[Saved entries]
┄┄┄┄┄┄┄┄┄┄┄┄┄┄┄┄┄┄┄┄
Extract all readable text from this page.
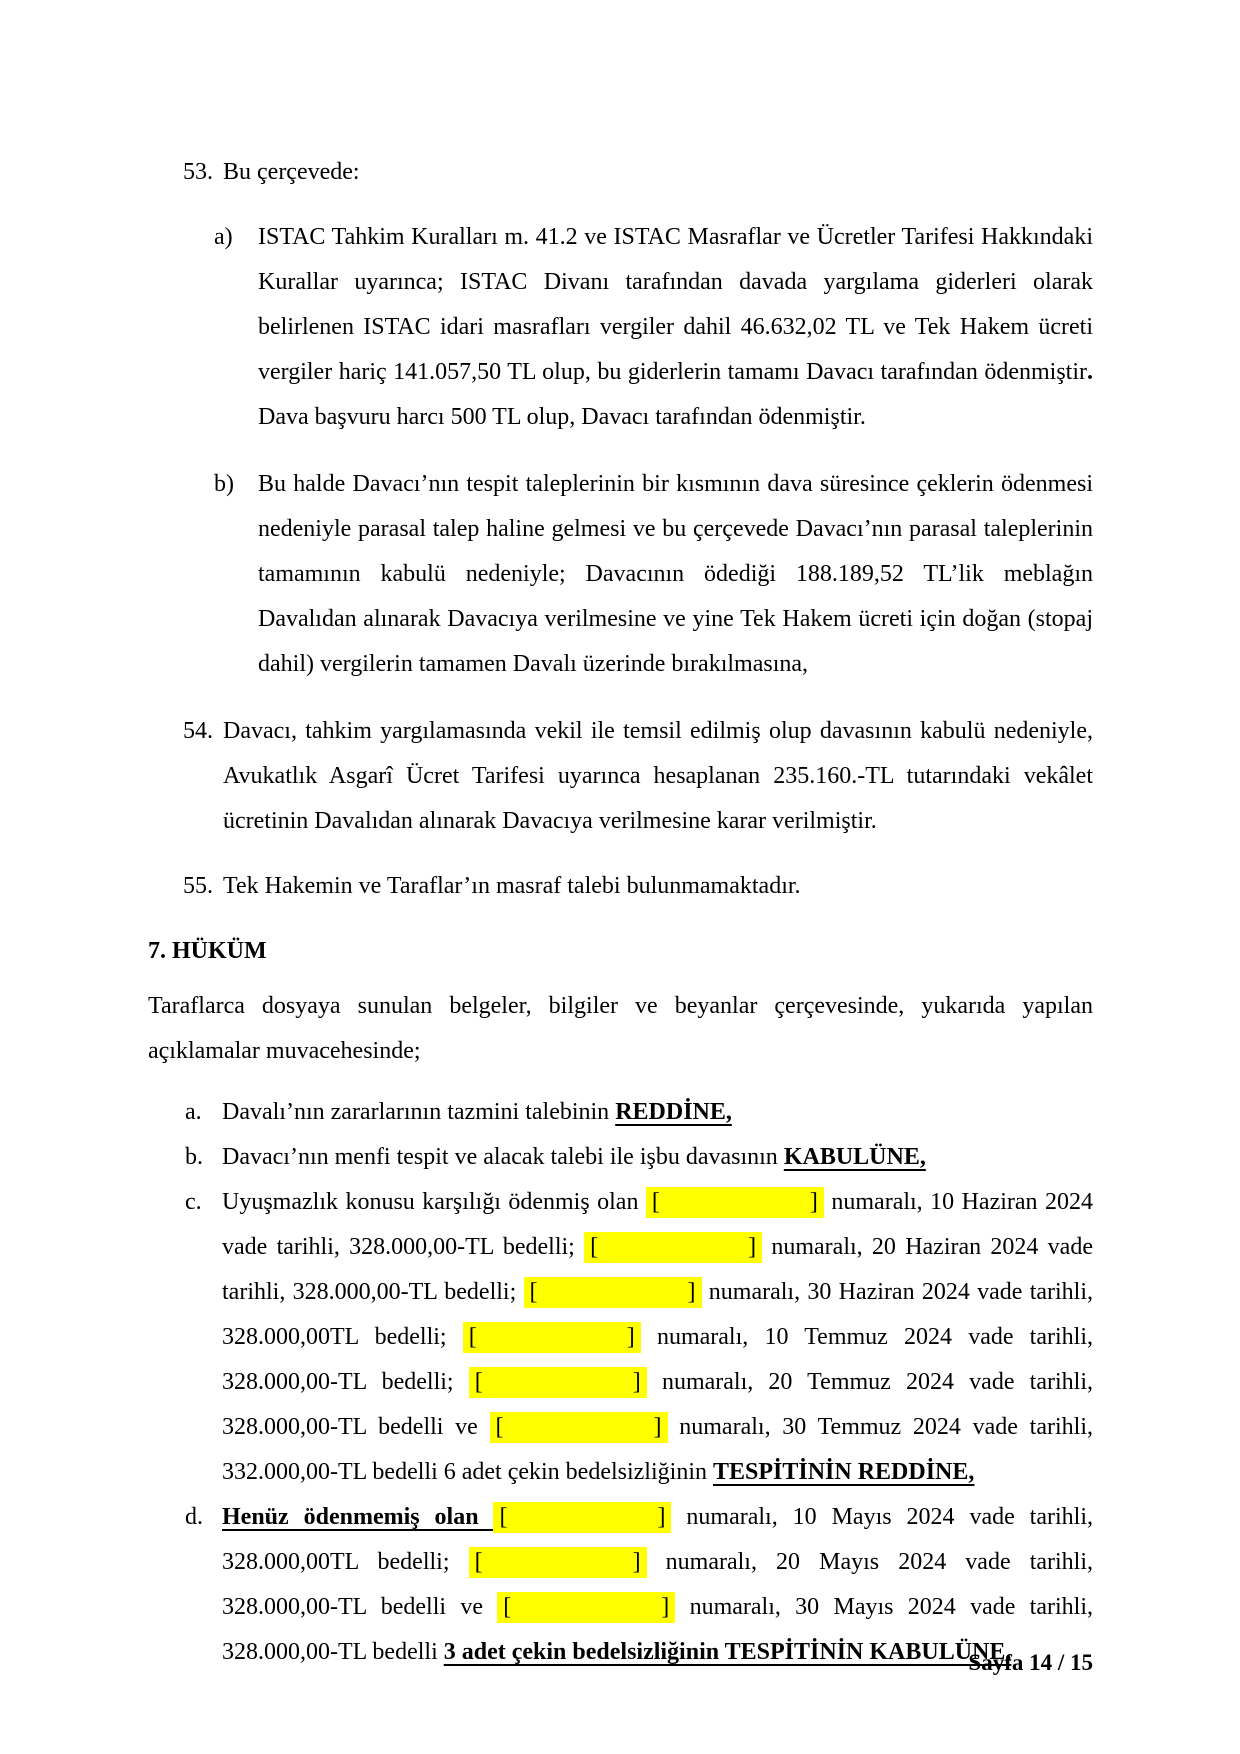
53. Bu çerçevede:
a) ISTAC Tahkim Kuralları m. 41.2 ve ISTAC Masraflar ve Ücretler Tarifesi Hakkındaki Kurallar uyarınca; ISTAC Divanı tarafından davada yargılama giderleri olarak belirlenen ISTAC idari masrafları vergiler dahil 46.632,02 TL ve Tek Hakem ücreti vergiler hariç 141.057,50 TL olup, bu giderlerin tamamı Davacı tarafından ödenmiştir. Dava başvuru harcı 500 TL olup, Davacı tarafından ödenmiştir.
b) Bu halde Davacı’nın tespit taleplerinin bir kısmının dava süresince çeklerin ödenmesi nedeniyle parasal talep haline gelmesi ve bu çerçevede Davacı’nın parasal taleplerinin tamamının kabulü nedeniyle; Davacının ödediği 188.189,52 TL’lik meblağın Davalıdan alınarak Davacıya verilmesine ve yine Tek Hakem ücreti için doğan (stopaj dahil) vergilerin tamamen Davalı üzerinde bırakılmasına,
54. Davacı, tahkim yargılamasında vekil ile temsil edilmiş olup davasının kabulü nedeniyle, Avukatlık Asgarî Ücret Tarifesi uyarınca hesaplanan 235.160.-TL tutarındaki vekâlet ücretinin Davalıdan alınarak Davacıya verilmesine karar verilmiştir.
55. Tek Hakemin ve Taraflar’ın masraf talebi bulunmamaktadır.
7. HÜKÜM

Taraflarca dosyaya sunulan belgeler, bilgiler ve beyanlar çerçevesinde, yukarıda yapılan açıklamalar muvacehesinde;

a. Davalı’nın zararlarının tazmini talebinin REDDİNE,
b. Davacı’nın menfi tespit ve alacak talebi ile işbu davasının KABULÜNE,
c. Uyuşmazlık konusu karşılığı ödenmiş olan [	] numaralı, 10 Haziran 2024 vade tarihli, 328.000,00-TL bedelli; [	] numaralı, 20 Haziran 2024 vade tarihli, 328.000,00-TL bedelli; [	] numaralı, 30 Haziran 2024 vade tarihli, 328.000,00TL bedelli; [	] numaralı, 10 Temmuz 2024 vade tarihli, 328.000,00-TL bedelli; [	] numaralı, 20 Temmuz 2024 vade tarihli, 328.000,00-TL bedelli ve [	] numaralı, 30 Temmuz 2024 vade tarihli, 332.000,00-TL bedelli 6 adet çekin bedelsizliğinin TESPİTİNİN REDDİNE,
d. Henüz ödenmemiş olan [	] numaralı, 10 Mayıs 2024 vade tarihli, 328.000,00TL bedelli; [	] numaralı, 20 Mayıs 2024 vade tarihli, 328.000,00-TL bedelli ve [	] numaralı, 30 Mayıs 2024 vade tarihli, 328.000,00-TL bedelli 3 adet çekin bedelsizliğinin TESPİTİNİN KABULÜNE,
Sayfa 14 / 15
┄┄┄┄┄┄┄┄┄┄┄┄┄┄┄┄┄┄┄┄
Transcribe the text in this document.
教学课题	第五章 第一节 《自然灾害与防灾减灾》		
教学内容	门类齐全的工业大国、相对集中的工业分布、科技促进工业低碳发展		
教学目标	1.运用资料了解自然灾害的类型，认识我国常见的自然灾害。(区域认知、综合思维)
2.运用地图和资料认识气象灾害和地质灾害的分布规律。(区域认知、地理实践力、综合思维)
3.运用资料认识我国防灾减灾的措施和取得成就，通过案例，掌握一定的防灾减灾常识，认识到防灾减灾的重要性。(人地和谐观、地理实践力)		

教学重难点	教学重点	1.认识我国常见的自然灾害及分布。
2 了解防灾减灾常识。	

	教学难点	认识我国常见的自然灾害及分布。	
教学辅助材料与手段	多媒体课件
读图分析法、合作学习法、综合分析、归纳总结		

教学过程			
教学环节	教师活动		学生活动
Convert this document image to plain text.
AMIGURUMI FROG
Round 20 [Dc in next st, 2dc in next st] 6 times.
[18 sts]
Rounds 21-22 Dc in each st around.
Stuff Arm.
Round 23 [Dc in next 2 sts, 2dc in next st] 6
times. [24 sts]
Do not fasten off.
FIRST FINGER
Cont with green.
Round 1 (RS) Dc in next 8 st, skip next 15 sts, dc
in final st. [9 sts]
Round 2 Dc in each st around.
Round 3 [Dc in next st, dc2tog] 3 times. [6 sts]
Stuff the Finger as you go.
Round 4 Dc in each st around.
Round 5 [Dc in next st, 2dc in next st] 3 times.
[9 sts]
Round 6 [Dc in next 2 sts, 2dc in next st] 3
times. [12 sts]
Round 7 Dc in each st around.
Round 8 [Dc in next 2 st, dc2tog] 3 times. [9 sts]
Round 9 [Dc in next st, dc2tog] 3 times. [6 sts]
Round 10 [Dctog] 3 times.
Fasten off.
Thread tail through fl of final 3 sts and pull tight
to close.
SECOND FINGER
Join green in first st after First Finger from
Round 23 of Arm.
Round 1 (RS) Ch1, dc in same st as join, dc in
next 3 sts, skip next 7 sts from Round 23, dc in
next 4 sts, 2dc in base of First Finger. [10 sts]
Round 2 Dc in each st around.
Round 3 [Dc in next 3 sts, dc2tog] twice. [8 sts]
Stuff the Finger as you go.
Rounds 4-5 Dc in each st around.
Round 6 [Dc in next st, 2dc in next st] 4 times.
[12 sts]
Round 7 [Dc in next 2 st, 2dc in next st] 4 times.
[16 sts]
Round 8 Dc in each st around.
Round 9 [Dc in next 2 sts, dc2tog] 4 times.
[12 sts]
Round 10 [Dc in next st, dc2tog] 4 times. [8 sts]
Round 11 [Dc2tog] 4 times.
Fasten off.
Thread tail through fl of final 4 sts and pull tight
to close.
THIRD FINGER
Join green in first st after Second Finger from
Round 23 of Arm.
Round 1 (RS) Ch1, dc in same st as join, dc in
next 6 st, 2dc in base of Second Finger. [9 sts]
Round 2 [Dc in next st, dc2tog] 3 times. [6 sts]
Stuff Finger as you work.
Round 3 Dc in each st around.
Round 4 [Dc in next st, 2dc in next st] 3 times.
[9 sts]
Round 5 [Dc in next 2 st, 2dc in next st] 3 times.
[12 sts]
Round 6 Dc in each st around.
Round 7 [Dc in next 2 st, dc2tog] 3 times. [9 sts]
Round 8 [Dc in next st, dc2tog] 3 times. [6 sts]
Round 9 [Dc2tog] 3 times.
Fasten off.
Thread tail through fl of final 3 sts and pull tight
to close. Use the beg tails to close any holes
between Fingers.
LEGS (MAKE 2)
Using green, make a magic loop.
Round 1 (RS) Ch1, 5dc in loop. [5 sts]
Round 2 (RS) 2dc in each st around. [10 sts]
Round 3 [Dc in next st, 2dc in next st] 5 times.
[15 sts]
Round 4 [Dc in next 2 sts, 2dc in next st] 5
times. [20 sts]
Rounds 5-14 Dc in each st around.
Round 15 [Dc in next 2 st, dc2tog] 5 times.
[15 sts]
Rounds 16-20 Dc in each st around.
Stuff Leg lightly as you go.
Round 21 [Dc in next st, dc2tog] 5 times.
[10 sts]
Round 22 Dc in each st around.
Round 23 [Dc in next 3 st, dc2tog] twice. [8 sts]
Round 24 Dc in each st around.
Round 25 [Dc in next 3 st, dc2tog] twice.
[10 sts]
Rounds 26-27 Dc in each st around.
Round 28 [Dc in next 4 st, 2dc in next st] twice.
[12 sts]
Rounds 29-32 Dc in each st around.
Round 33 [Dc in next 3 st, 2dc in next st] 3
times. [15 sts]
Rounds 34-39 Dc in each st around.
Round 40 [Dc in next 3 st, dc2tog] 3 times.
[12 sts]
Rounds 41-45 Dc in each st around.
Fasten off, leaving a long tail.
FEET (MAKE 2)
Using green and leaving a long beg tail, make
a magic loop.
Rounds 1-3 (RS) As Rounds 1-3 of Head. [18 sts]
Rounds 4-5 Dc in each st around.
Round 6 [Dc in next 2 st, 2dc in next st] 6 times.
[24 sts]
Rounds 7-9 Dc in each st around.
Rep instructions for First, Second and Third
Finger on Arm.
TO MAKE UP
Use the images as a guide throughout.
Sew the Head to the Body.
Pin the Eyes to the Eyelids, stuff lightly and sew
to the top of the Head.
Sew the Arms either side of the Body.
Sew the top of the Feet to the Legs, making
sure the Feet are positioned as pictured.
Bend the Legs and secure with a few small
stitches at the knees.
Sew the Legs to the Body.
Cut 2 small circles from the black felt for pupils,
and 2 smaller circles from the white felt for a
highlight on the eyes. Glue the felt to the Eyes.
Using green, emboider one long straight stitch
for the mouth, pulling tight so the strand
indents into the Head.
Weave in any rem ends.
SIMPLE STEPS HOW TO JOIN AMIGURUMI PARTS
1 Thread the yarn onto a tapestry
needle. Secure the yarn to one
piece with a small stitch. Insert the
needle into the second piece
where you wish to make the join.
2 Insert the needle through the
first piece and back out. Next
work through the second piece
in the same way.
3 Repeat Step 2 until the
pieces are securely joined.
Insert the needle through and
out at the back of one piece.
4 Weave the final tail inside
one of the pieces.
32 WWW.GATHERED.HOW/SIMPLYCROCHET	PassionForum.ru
┄┄┄┄┄┄┄┄┄┄┄┄┄┄┄┄┄┄┄┄
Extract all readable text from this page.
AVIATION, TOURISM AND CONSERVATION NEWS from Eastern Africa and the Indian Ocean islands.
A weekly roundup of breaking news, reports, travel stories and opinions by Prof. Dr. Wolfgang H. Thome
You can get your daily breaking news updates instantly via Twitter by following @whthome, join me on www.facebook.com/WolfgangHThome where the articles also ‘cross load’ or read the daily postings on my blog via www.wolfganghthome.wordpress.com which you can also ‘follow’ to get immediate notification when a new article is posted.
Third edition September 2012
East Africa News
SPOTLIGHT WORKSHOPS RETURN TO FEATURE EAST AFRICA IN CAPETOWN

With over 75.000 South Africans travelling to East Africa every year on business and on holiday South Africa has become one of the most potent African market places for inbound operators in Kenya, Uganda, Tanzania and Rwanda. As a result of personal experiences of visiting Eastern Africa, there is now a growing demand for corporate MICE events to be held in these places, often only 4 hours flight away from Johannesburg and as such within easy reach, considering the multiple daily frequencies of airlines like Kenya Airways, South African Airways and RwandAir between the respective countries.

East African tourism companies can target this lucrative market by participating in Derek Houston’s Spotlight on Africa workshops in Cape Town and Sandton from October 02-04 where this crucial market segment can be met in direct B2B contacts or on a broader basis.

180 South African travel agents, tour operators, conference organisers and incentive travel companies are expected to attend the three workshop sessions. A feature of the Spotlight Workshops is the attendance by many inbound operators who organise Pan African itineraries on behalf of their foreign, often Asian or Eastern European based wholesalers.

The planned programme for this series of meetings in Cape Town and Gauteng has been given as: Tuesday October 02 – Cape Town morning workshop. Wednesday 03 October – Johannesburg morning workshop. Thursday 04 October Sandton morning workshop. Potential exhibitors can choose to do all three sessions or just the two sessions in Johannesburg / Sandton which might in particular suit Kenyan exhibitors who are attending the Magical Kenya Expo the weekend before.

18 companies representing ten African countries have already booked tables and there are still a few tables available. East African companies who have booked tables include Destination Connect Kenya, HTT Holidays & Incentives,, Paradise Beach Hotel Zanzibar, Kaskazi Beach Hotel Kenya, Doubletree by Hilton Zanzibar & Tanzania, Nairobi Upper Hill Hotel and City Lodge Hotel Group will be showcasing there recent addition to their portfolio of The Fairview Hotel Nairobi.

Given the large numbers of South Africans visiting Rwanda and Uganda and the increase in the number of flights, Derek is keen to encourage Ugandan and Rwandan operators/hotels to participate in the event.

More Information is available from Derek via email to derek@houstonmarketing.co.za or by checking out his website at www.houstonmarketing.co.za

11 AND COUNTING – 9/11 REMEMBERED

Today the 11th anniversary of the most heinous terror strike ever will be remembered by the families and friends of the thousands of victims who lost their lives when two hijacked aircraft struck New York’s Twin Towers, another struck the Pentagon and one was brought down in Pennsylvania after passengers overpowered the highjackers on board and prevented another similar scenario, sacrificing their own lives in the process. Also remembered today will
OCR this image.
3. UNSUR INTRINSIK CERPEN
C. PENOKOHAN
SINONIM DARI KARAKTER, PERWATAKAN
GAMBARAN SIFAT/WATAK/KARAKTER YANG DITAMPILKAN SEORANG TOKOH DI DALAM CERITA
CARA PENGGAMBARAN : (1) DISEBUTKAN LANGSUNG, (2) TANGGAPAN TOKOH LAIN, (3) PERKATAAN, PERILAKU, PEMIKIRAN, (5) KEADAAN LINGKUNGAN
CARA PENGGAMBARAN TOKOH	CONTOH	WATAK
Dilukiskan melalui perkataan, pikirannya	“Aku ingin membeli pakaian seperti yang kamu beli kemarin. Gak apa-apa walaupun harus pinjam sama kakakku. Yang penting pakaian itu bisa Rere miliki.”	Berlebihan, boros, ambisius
┄┄┄┄┄┄┄┄┄┄┄┄┄┄┄┄┄┄┄┄
Among the entries above, identify all lines with "Thread" and copy them.

Thread tail through fl of final 3 sts and pull tight
Thread tail through fl of final 4 sts and pull tight
Thread tail through fl of final 3 sts and pull tight
1 Thread the yarn onto a tapestry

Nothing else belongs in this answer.